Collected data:

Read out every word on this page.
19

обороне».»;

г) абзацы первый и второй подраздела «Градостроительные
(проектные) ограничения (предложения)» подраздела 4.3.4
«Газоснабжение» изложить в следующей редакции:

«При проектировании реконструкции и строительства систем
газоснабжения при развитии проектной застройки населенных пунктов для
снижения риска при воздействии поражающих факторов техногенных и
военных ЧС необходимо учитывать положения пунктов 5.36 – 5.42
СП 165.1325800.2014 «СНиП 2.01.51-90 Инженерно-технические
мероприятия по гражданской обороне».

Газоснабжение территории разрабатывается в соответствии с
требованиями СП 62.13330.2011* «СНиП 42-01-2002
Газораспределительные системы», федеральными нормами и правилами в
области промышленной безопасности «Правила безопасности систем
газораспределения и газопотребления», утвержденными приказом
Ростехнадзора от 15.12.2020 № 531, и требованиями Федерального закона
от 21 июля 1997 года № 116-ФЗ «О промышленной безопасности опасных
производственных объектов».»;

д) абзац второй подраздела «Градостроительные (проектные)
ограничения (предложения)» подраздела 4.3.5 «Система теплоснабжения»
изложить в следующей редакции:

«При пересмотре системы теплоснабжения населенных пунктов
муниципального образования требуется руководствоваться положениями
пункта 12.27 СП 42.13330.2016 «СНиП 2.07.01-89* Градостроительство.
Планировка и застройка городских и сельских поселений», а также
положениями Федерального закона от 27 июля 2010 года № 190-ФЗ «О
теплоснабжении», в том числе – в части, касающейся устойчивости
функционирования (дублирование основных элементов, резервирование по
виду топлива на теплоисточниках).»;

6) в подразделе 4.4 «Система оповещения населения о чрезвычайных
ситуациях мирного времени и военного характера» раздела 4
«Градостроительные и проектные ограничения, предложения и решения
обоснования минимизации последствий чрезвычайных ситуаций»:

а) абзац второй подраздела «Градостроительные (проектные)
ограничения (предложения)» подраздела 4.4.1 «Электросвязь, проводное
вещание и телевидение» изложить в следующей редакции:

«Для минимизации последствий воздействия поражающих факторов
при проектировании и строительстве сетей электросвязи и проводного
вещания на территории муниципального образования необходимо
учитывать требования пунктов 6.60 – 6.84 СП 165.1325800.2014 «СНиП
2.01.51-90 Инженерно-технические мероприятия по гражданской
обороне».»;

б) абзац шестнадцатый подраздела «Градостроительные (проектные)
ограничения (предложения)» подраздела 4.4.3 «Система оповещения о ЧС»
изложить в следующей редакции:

Direction
List every line above that holds the word "предложения".

In response
(проектные) ограничения (предложения)» подраздела 4.3.4
ограничения (предложения)» подраздела 4.3.5 «Система теплоснабжения»
«Градостроительные и проектные ограничения, предложения и решения
ограничения (предложения)» подраздела 4.4.1 «Электросвязь, проводное
ограничения (предложения)» подраздела 4.4.3 «Система оповещения о ЧС»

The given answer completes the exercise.